Texte extrait:
──────────────────────────────

M. Guy Fischer. Je termine, monsieur le président. (Marques de satisfaction sur les travées de l’UMP.)
Monsieur le ministre, nous vous demandons le retrait de votre réforme. Et c’est non pas seulement ce projet de loi qu’il convient de revoir, mais toute votre politique fiscale, sociale et de l’emploi. (Exclamations sur les travées de l’UMP et de l’Union centriste.)
M. Jean-Jacques Jégou, rapporteur pour avis. Rien que cela !
M. Guy Fischer. Il est grand temps d’insuffler à nouveau ce vent de solidarité qui a conduit les membres du CNR, le Conseil national de la Résistance, à l’élaboration de notre système de protection sociale, riche de son idéal de solidarité et de partage. Il est de notre responsabilité de tout mettre en œuvre pour que les générations futures, comme celles qui nous ont précédés, puissent profiter de cet élément émancipateur qu’est le droit à la retraite pour tous !
La retraite doit être non pas seulement un temps de vie après le travail, mais également un temps de vie en bonne santé, qui participe pleinement à l’épanouissement des femmes et des hommes.
C’est pourquoi nous combattrons pied à pied cette réforme qui se situe aux antipodes des aspirations légitimes des femmes et des hommes de notre pays. La retraite à 60 ans demeure l’exigence légitime des Françaises et des Français. Nous réitérons notre demande de retrait de ce projet de loi ! (Vifs applaudissements sur les travées du groupe CRC-SPG et du groupe socialiste. – M. Jean Milhau applaudit également.)

──────────────────────────────

Données recueillies:

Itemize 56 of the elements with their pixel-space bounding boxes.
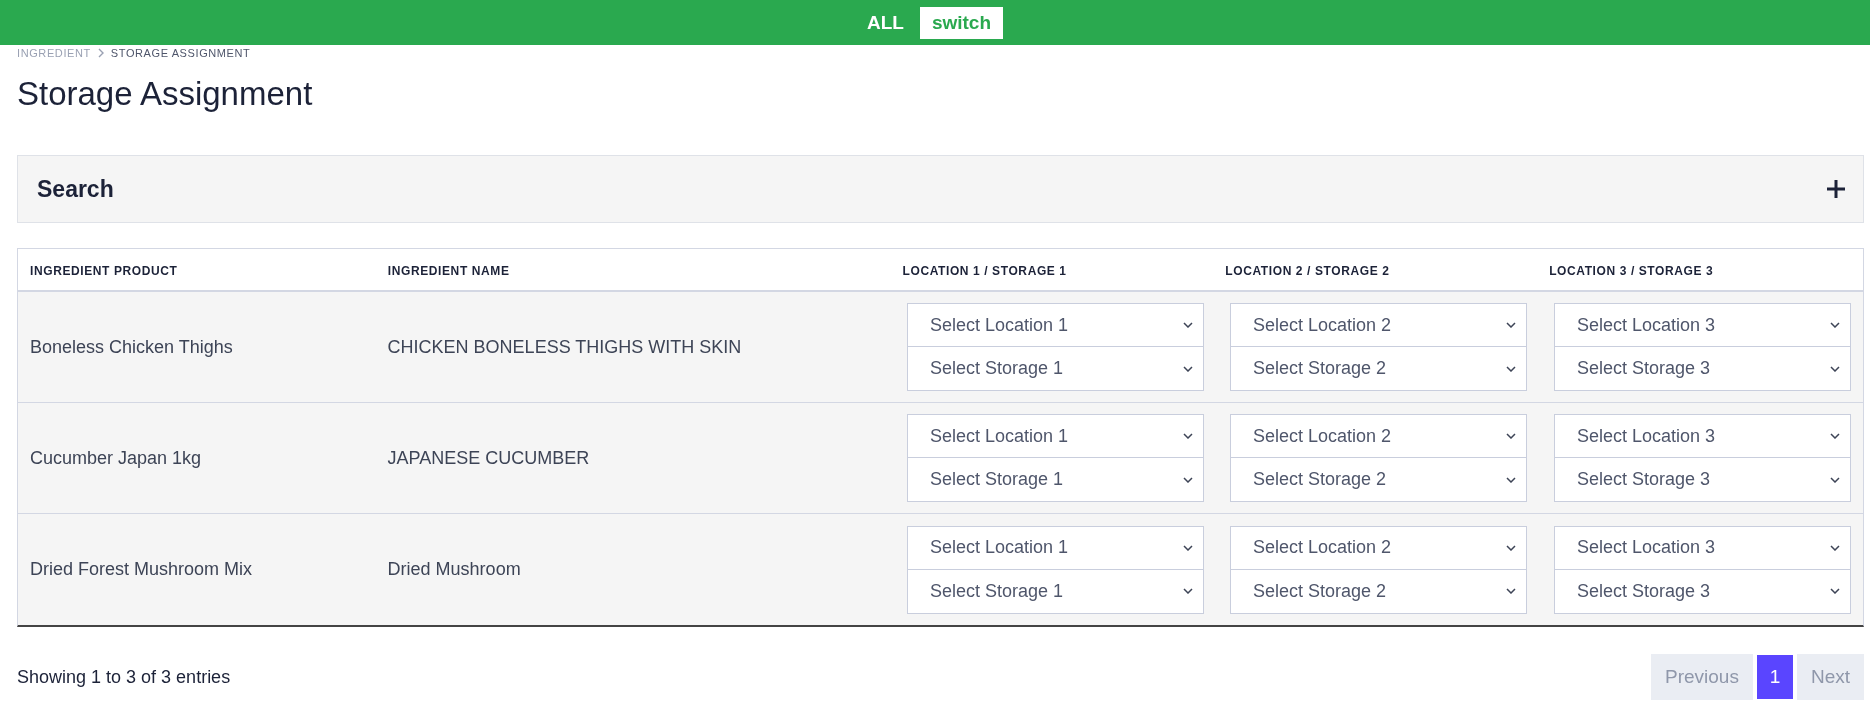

──────────────────────────────

Consigne 1: D'après l'intervention sur la réforme des retraites, pour quelle raison l'orateur annonce-t-il que son groupe combattra « pied à pied » cette réforme ? Répondez en une à trois phrases.
Consigne 2: Poursuivez l'intervention sur la réforme des retraites en reprenant après sa dernière phrase.

Réponse 1: La retraite doit être non seulement un temps de vie après le travail, mais aussi un temps de vie en bonne santé qui participe à l'épanouissement des femmes et des hommes. Or cette réforme se situe aux antipodes des aspirations légitimes des femmes et des hommes du pays.

Réponse 2:
M. Pierre Mauroy. Très bien !
M. le président. La parole est à M. Nicolas About. (Applaudissements sur les travées de l’Union centriste et de l’UMP.)
M. Nicolas About. Monsieur le président, monsieur le ministre, monsieur le secrétaire d’État, mes chers collègues, dans l’ordre du jour du Parlement, il est peu de sujets qui touchent autant que celui des retraites à l’idée que chacun se fait du travail et du temps libre, à la confiance que les citoyens placent dans l’État, à ce que doivent être la solidarité entre les générations et l’équité entre jeunes et vieux, malades et bien portants, cadres et ouvriers, femmes et hommes.
Traiter des retraites, c’est évoquer, bien au-delà des millions d’euros, des annuités et des trimestres, le travail, la vie et la mort.
M. Jean-Louis Carrère. Et l’amour !
M. Nicolas About. Face à un tel enjeu (Exclamations sur les travées du groupe socialiste et du groupe CRC-SPG.),…
M. David Assouline. Nous y voilà !
M. Nicolas About. … la réponse des parlementaires et du Gouvernement doit être à la hauteur. Nul dans cet hémicycle, ni même dans les cortèges de manifestants, ne conteste la nécessité d’une réforme, même ceux qui réclament le retrait de celle-ci.
M. Roland Courteau. Bien sûr !
M. Guy Fischer. Nous visons le même objectif,… (Protestations sur les travées du groupe socialiste.)
M. David Assouline. Pour notre part, nous voulons une réforme juste !
M. Nicolas About. … à savoir assurer la pérennité de notre système de retraites par répartition, dont la finalité lors de sa création était – on l’oublie souvent – de permettre au niveau de vie des plus âgés de rejoindre celui des actifs.
Or, nous le savons tous, et M. le rapporteur l’a rappelé,…
M. Roland Courteau. Quel rapporteur ? Nous en avons plusieurs !
M. Nicolas About. … notre système de retraite par répartition accuse un déficit important et croissant.
Mes chers collègues, vous connaissez les deux données du problème : le déséquilibre des caisses de retraite et les évolutions démographiques.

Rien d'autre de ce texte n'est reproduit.